→ Task
Print all of the entries exactly, minus the pictures.

→ Given information
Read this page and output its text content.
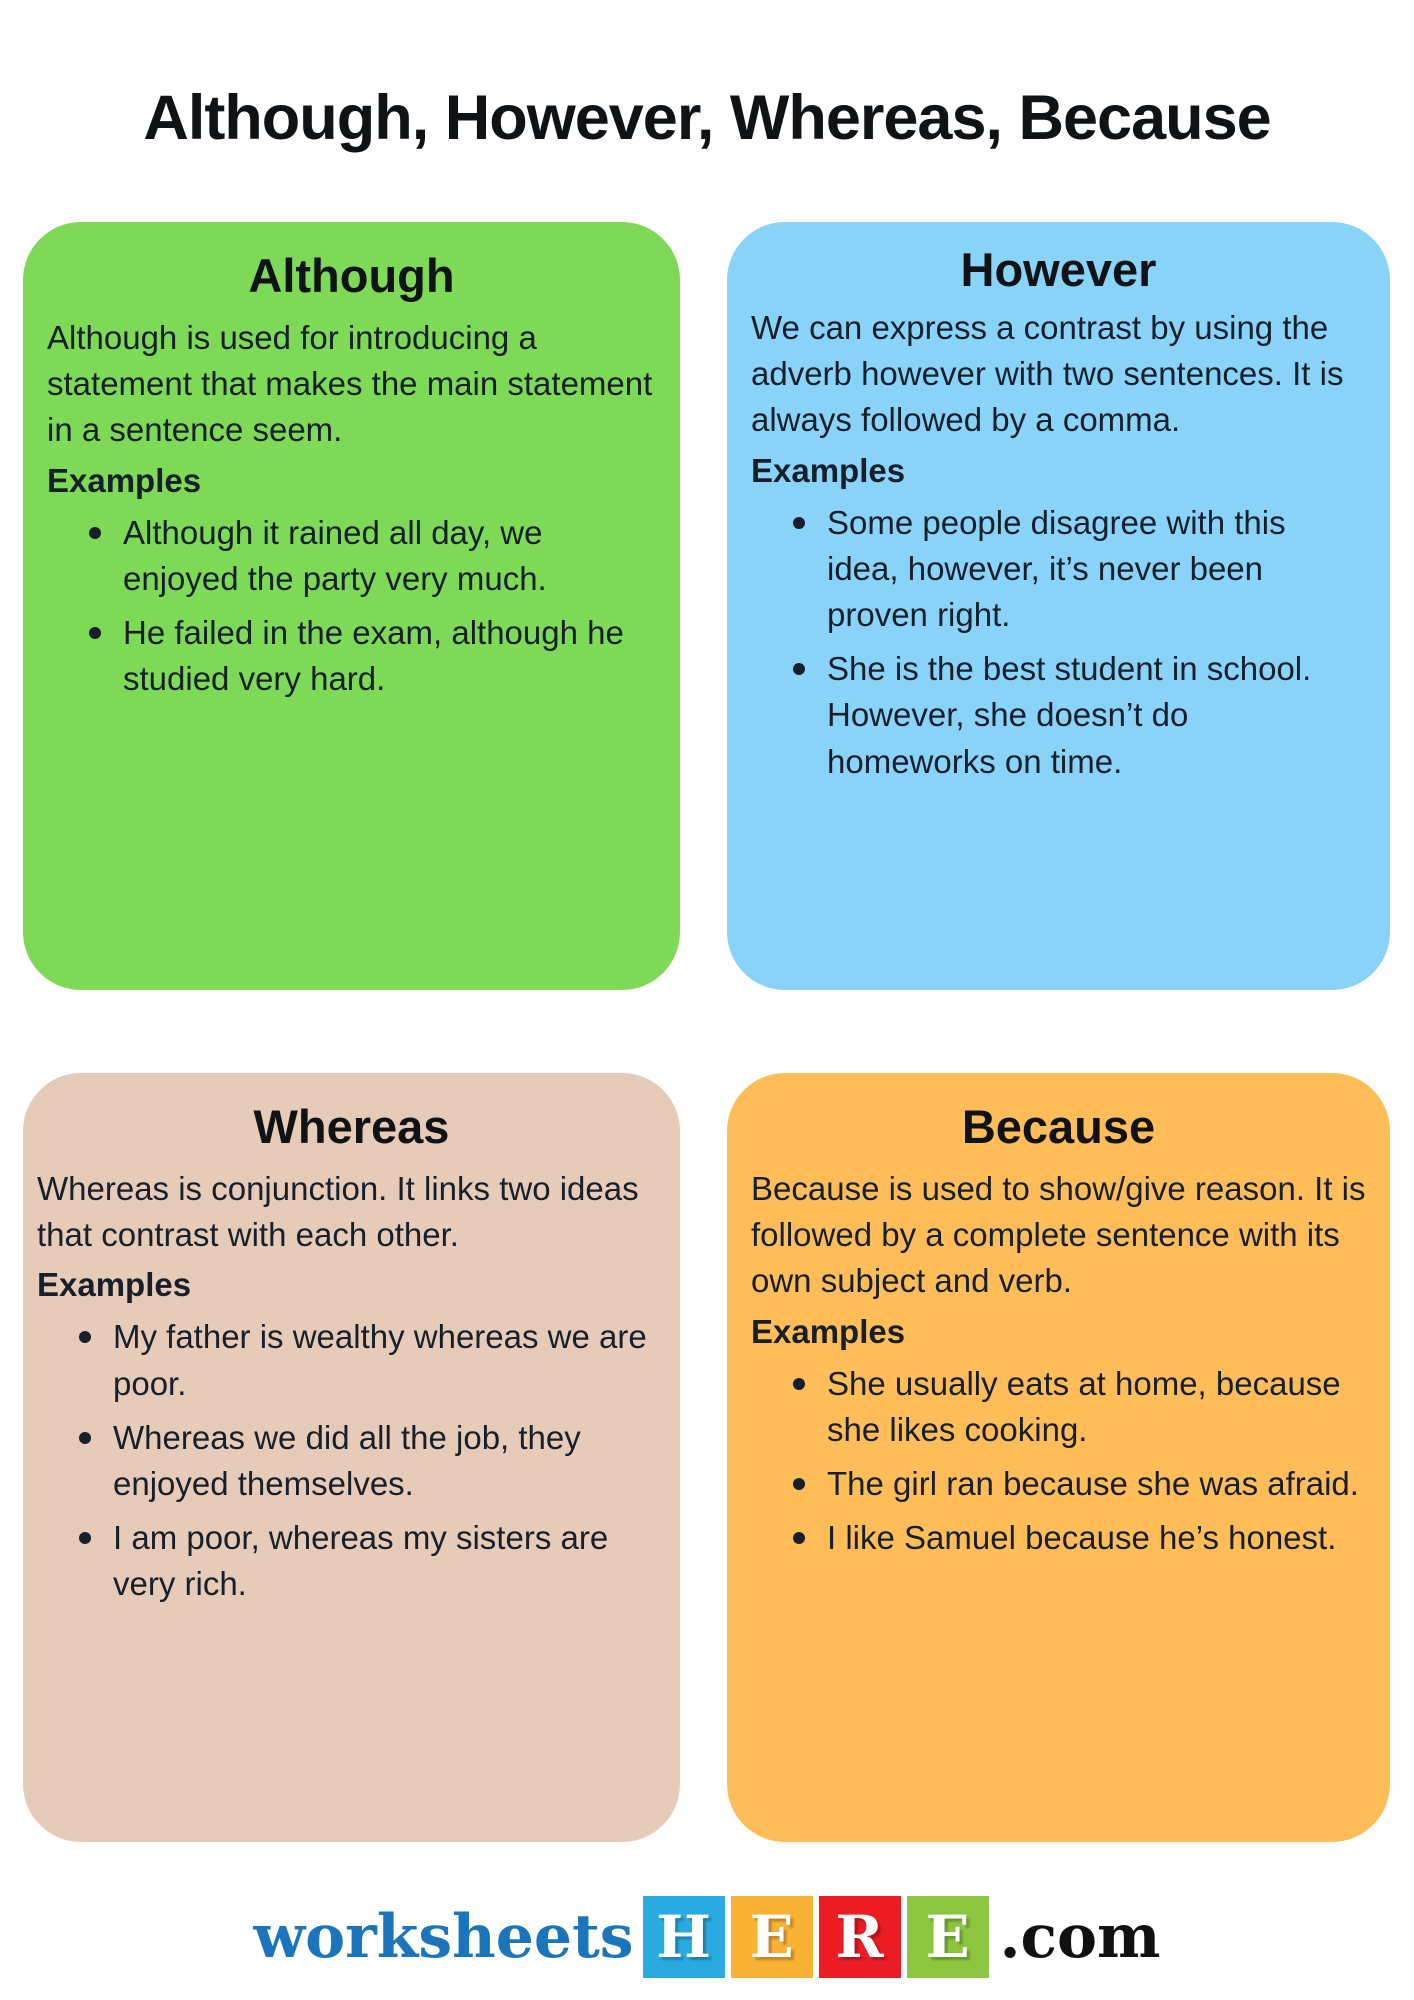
Although, However, Whereas, Because
Although
Although is used for introducing a statement that makes the main statement in a sentence seem.
Examples
Although it rained all day, we enjoyed the party very much.
He failed in the exam, although he studied very hard.
However
We can express a contrast by using the adverb however with two sentences. It is always followed by a comma.
Examples
Some people disagree with this idea, however, it’s never been proven right.
She is the best student in school. However, she doesn’t do homeworks on time.
Whereas
Whereas is conjunction. It links two ideas that contrast with each other.
Examples
My father is wealthy whereas we are poor.
Whereas we did all the job, they enjoyed themselves.
I am poor, whereas my sisters are very rich.
Because
Because is used to show/give reason. It is followed by a complete sentence with its own subject and verb.
Examples
She usually eats at home, because she likes cooking.
The girl ran because she was afraid.
I like Samuel because he’s honest.
worksheets H E R E .com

→ Task solution
Read this page and output its text content.
Although, However, Whereas, Because
Although
Although is used for introducing a statement that makes the main statement in a sentence seem.
Examples
Although it rained all day, we enjoyed the party very much.
He failed in the exam, although he studied very hard.
However
We can express a contrast by using the adverb however with two sentences. It is always followed by a comma.
Examples
Some people disagree with this idea, however, it’s never been proven right.
She is the best student in school. However, she doesn’t do homeworks on time.
Whereas
Whereas is conjunction. It links two ideas that contrast with each other.
Examples
My father is wealthy whereas we are poor.
Whereas we did all the job, they enjoyed themselves.
I am poor, whereas my sisters are very rich.
Because
Because is used to show/give reason. It is followed by a complete sentence with its own subject and verb.
Examples
She usually eats at home, because she likes cooking.
The girl ran because she was afraid.
I like Samuel because he’s honest.
worksheets H E R E .com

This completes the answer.